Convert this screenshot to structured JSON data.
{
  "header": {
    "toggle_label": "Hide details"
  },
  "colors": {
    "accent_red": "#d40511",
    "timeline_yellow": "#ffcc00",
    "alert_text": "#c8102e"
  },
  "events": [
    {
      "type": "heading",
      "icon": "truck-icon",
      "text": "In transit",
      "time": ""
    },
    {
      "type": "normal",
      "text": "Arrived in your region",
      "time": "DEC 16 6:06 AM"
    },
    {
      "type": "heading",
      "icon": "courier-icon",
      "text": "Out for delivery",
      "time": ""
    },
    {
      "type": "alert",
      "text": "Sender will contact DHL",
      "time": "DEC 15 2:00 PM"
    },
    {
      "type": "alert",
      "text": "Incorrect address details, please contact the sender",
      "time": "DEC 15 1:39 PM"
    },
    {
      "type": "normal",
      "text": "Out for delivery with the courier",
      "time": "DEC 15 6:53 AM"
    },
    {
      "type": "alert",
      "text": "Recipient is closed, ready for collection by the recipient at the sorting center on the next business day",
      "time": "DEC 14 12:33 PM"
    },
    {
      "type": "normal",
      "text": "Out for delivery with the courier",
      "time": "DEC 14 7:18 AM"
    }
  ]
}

* Objective
Your task is to quote all of the data word for word.

* In response
Convert this screenshot to structured JSON data.
{
  "header": {
    "toggle_label": "Hide details"
  },
  "colors": {
    "accent_red": "#d40511",
    "timeline_yellow": "#ffcc00",
    "alert_text": "#c8102e"
  },
  "events": [
    {
      "type": "heading",
      "icon": "truck-icon",
      "text": "In transit",
      "time": ""
    },
    {
      "type": "normal",
      "text": "Arrived in your region",
      "time": "DEC 16 6:06 AM"
    },
    {
      "type": "heading",
      "icon": "courier-icon",
      "text": "Out for delivery",
      "time": ""
    },
    {
      "type": "alert",
      "text": "Sender will contact DHL",
      "time": "DEC 15 2:00 PM"
    },
    {
      "type": "alert",
      "text": "Incorrect address details, please contact the sender",
      "time": "DEC 15 1:39 PM"
    },
    {
      "type": "normal",
      "text": "Out for delivery with the courier",
      "time": "DEC 15 6:53 AM"
    },
    {
      "type": "alert",
      "text": "Recipient is closed, ready for collection by the recipient at the sorting center on the next business day",
      "time": "DEC 14 12:33 PM"
    },
    {
      "type": "normal",
      "text": "Out for delivery with the courier",
      "time": "DEC 14 7:18 AM"
    }
  ]
}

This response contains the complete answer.